■ Exercise requirements
Find how many lines of the listing include the string "this", and report only that figure.

■ Records for the exercise

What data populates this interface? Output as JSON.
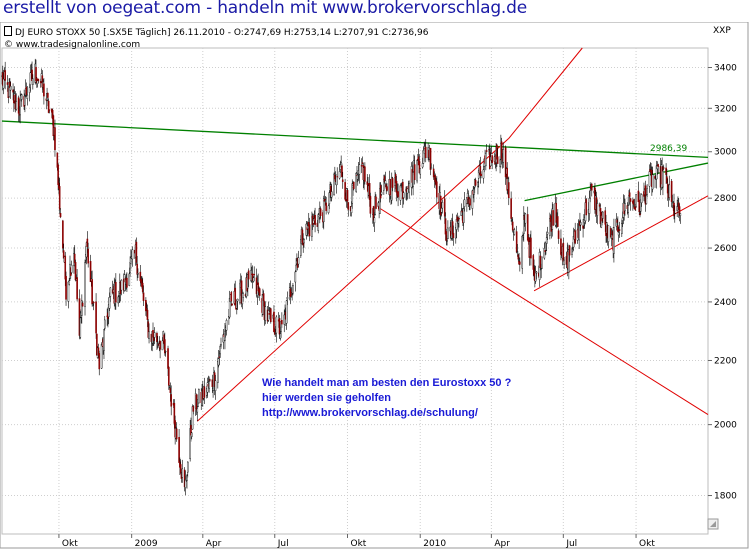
{
  "banner": "erstellt von oegeat.com - handeln mit www.brokervorschlag.de",
  "header": {
    "instrument": "DJ EURO STOXX 50 [.SX5E  Täglich] 26.11.2010 - O:2747,69 H:2753,14 L:2707,91 C:2736,96",
    "source": "www.tradesignalonline.com",
    "axis_unit": "XXP"
  },
  "annotation": {
    "line1": "Wie handelt man am besten  den Eurostoxx 50 ?",
    "line2": "hier werden sie geholfen",
    "line3": "http://www.brokervorschlag.de/schulung/"
  },
  "colors": {
    "banner": "#1a1aa6",
    "bull_candle": "#000000",
    "bear_candle": "#8b0000",
    "green_line": "#008000",
    "red_line": "#e00000",
    "annotation": "#1a1ad6",
    "grid": "#cfcfcf"
  },
  "chart_data": {
    "type": "candlestick",
    "x_type": "date",
    "x_range": [
      "2008-07-21",
      "2010-12-31"
    ],
    "ylim": [
      1700,
      3500
    ],
    "y_scale": "log",
    "y_ticks": [
      1800,
      2000,
      2200,
      2400,
      2600,
      2800,
      3000,
      3200,
      3400
    ],
    "x_ticks": [
      {
        "label": "Okt",
        "date": "2008-10-01"
      },
      {
        "label": "2009",
        "date": "2009-01-01"
      },
      {
        "label": "Apr",
        "date": "2009-04-01"
      },
      {
        "label": "Jul",
        "date": "2009-07-01"
      },
      {
        "label": "Okt",
        "date": "2009-10-01"
      },
      {
        "label": "2010",
        "date": "2010-01-01"
      },
      {
        "label": "Apr",
        "date": "2010-04-01"
      },
      {
        "label": "Jul",
        "date": "2010-07-01"
      },
      {
        "label": "Okt",
        "date": "2010-10-01"
      }
    ],
    "grid": true,
    "last_ohlc": {
      "date": "2010-11-26",
      "open": 2747.69,
      "high": 2753.14,
      "low": 2707.91,
      "close": 2736.96
    },
    "price_path": [
      {
        "date": "2008-07-21",
        "value": 3340
      },
      {
        "date": "2008-08-12",
        "value": 3200
      },
      {
        "date": "2008-09-01",
        "value": 3380
      },
      {
        "date": "2008-09-12",
        "value": 3290
      },
      {
        "date": "2008-09-25",
        "value": 3100
      },
      {
        "date": "2008-10-10",
        "value": 2450
      },
      {
        "date": "2008-10-20",
        "value": 2600
      },
      {
        "date": "2008-10-27",
        "value": 2280
      },
      {
        "date": "2008-11-05",
        "value": 2620
      },
      {
        "date": "2008-11-21",
        "value": 2180
      },
      {
        "date": "2008-12-05",
        "value": 2420
      },
      {
        "date": "2008-12-20",
        "value": 2450
      },
      {
        "date": "2009-01-06",
        "value": 2580
      },
      {
        "date": "2009-01-23",
        "value": 2290
      },
      {
        "date": "2009-02-10",
        "value": 2260
      },
      {
        "date": "2009-03-09",
        "value": 1810
      },
      {
        "date": "2009-03-20",
        "value": 2050
      },
      {
        "date": "2009-04-15",
        "value": 2140
      },
      {
        "date": "2009-05-06",
        "value": 2390
      },
      {
        "date": "2009-06-03",
        "value": 2480
      },
      {
        "date": "2009-06-25",
        "value": 2330
      },
      {
        "date": "2009-07-10",
        "value": 2300
      },
      {
        "date": "2009-08-05",
        "value": 2650
      },
      {
        "date": "2009-09-01",
        "value": 2750
      },
      {
        "date": "2009-09-23",
        "value": 2930
      },
      {
        "date": "2009-10-02",
        "value": 2770
      },
      {
        "date": "2009-10-20",
        "value": 2930
      },
      {
        "date": "2009-11-02",
        "value": 2740
      },
      {
        "date": "2009-11-20",
        "value": 2860
      },
      {
        "date": "2009-12-10",
        "value": 2840
      },
      {
        "date": "2010-01-11",
        "value": 3020
      },
      {
        "date": "2010-02-05",
        "value": 2640
      },
      {
        "date": "2010-02-25",
        "value": 2750
      },
      {
        "date": "2010-03-25",
        "value": 2950
      },
      {
        "date": "2010-04-15",
        "value": 3010
      },
      {
        "date": "2010-05-07",
        "value": 2500
      },
      {
        "date": "2010-05-13",
        "value": 2750
      },
      {
        "date": "2010-05-25",
        "value": 2470
      },
      {
        "date": "2010-06-21",
        "value": 2770
      },
      {
        "date": "2010-07-02",
        "value": 2520
      },
      {
        "date": "2010-08-06",
        "value": 2820
      },
      {
        "date": "2010-08-31",
        "value": 2620
      },
      {
        "date": "2010-09-22",
        "value": 2800
      },
      {
        "date": "2010-10-05",
        "value": 2760
      },
      {
        "date": "2010-10-20",
        "value": 2880
      },
      {
        "date": "2010-11-05",
        "value": 2900
      },
      {
        "date": "2010-11-16",
        "value": 2760
      },
      {
        "date": "2010-11-26",
        "value": 2737
      }
    ],
    "trendlines": [
      {
        "color": "green",
        "label": "2986,39",
        "points": [
          {
            "date": "2008-07-21",
            "value": 3140
          },
          {
            "date": "2010-12-31",
            "value": 2975
          }
        ]
      },
      {
        "color": "green",
        "label": "",
        "points": [
          {
            "date": "2010-05-13",
            "value": 2790
          },
          {
            "date": "2010-12-31",
            "value": 2950
          }
        ]
      },
      {
        "color": "red",
        "label": "",
        "points": [
          {
            "date": "2009-03-25",
            "value": 2010
          },
          {
            "date": "2010-04-23",
            "value": 3060
          }
        ]
      },
      {
        "color": "red",
        "label": "",
        "points": [
          {
            "date": "2010-04-23",
            "value": 3060
          },
          {
            "date": "2010-07-25",
            "value": 3500
          }
        ]
      },
      {
        "color": "red",
        "label": "",
        "points": [
          {
            "date": "2009-11-10",
            "value": 2760
          },
          {
            "date": "2010-12-31",
            "value": 2030
          }
        ]
      },
      {
        "color": "red",
        "label": "",
        "points": [
          {
            "date": "2010-05-25",
            "value": 2440
          },
          {
            "date": "2010-12-31",
            "value": 2810
          }
        ]
      }
    ],
    "value_label": {
      "text": "2986,39",
      "value": 2986.39
    }
  }
}
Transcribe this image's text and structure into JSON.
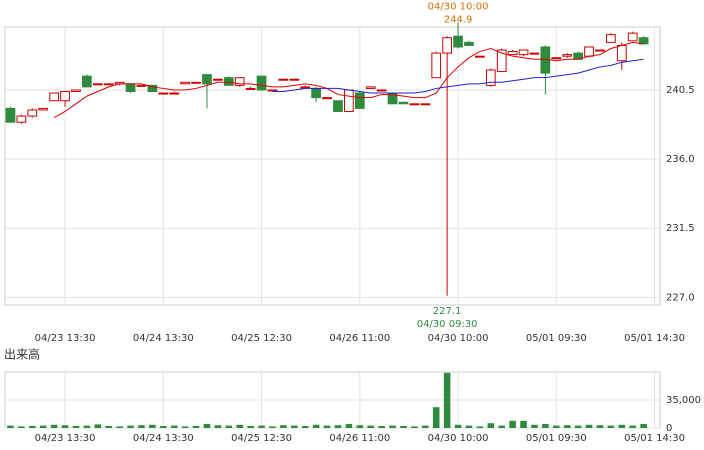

■ Worked solution
2